▶ _WHAT IS ASKED_
Arrange each line of the records below as a Markdown table with the columns Row and Line, numbering the rows and skipping blank lines. Leave the pictures out of the answer.

+ + + +

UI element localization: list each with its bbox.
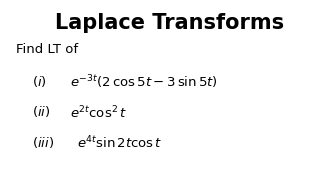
Text: $(iii)$: $(iii)$	[32, 135, 54, 150]
Text: $e^{-3t}(2\,\cos 5t - 3\,\sin 5t)$: $e^{-3t}(2\,\cos 5t - 3\,\sin 5t)$	[70, 74, 218, 91]
Text: Laplace Transforms: Laplace Transforms	[55, 13, 284, 33]
Text: $(i)$: $(i)$	[32, 74, 47, 89]
Text: $(ii)$: $(ii)$	[32, 104, 51, 119]
Text: $e^{4t}\sin 2t\cos t$: $e^{4t}\sin 2t\cos t$	[77, 135, 162, 152]
Text: Find LT of: Find LT of	[16, 43, 78, 56]
Text: $e^{2t}\cos^{2} t$: $e^{2t}\cos^{2} t$	[70, 104, 127, 121]
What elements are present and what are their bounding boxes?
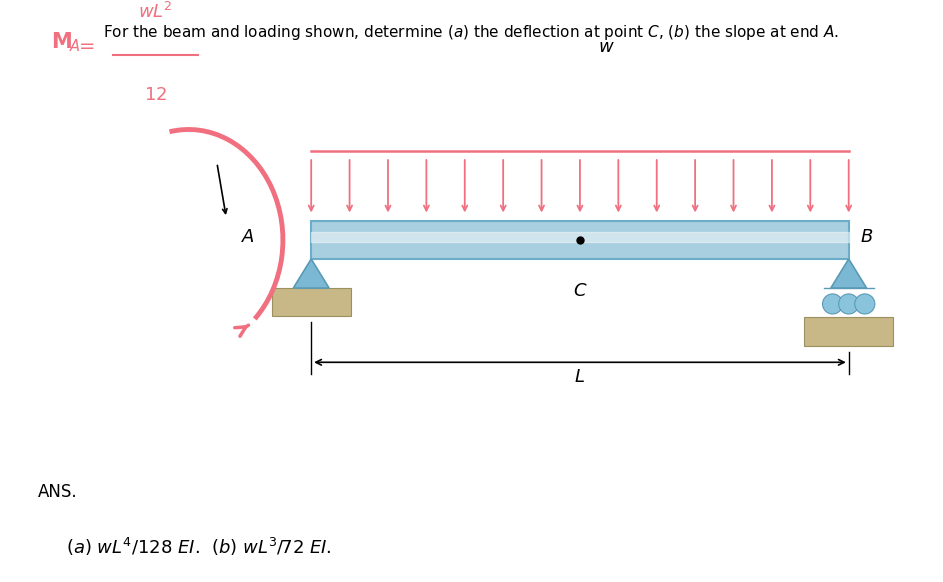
Text: For the beam and loading shown, determine ($a$) the deflection at point $C$, ($b: For the beam and loading shown, determin…: [104, 23, 839, 42]
Text: L: L: [575, 368, 585, 386]
Polygon shape: [831, 259, 867, 288]
Polygon shape: [293, 259, 329, 288]
Circle shape: [822, 294, 843, 314]
Text: ANS.: ANS.: [38, 483, 77, 501]
Text: ($a$) $wL^4$/128 $EI$.  ($b$) $wL^3$/72 $EI$.: ($a$) $wL^4$/128 $EI$. ($b$) $wL^3$/72 $…: [66, 535, 332, 558]
Text: C: C: [573, 282, 587, 300]
Text: $\mathbf{M}_{\!A}$: $\mathbf{M}_{\!A}$: [51, 30, 81, 54]
Text: B: B: [860, 228, 872, 246]
Text: $w$: $w$: [599, 38, 615, 55]
Bar: [311, 221, 849, 259]
Bar: [272, 288, 351, 315]
Text: $12$: $12$: [144, 86, 167, 104]
Text: $wL^2$: $wL^2$: [139, 2, 173, 22]
Text: $=$: $=$: [75, 35, 95, 54]
Bar: [804, 317, 894, 346]
Text: A: A: [242, 228, 255, 246]
Circle shape: [854, 294, 875, 314]
Circle shape: [838, 294, 859, 314]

+ + + +

▶ _ANSWER BELOW_
| Row | Line |
|---|---|
| 1 | UI element localization: list each with its bbox. |
| 2 | Text: $(iii)$: $(iii)$	[32, 135, 54, 150] |
| 3 | Text: $e^{-3t}(2\,\cos 5t - 3\,\sin 5t)$: $e^{-3t}(2\,\cos 5t - 3\,\sin 5t)$	[70, 74, 218, 91] |
| 4 | Text: Laplace Transforms: Laplace Transforms	[55, 13, 284, 33] |
| 5 | Text: $(i)$: $(i)$	[32, 74, 47, 89] |
| 6 | Text: $(ii)$: $(ii)$	[32, 104, 51, 119] |
| 7 | Text: $e^{4t}\sin 2t\cos t$: $e^{4t}\sin 2t\cos t$	[77, 135, 162, 152] |
| 8 | Text: Find LT of: Find LT of	[16, 43, 78, 56] |
| 9 | Text: $e^{2t}\cos^{2} t$: $e^{2t}\cos^{2} t$	[70, 104, 127, 121] |
| 10 | What elements are present and what are their bounding boxes? |
| 11 | Text: For the beam and loading shown, determine ($a$) the deflection at point $C$, ($b: For the beam and loading shown, determin…: [104, 23, 839, 42] |
| 12 | Text: L: L: [575, 368, 585, 386] |
| 13 | Polygon shape: [831, 259, 867, 288] |
| 14 | Polygon shape: [293, 259, 329, 288] |
| 15 | Circle shape: [822, 294, 843, 314] |
| 16 | Text: ANS.: ANS.: [38, 483, 77, 501] |
| 17 | Text: ($a$) $wL^4$/128 $EI$.  ($b$) $wL^3$/72 $EI$.: ($a$) $wL^4$/128 $EI$. ($b$) $wL^3$/72 $…: [66, 535, 332, 558] |
| 18 | Text: C: C: [573, 282, 587, 300] |
| 19 | Text: $\mathbf{M}_{\!A}$: $\mathbf{M}_{\!A}$: [51, 30, 81, 54] |
| 20 | Text: B: B: [860, 228, 872, 246] |
| 21 | Text: $w$: $w$: [599, 38, 615, 55] |
| 22 | Bar: [311, 221, 849, 259] |
| 23 | Bar: [272, 288, 351, 315] |
| 24 | Text: $12$: $12$: [144, 86, 167, 104] |
| 25 | Text: $wL^2$: $wL^2$: [139, 2, 173, 22] |
| 26 | Text: $=$: $=$: [75, 35, 95, 54] |
| 27 | Bar: [804, 317, 894, 346] |
| 28 | Text: A: A: [242, 228, 255, 246] |
| 29 | Circle shape: [854, 294, 875, 314] |
| 30 | Circle shape: [838, 294, 859, 314] |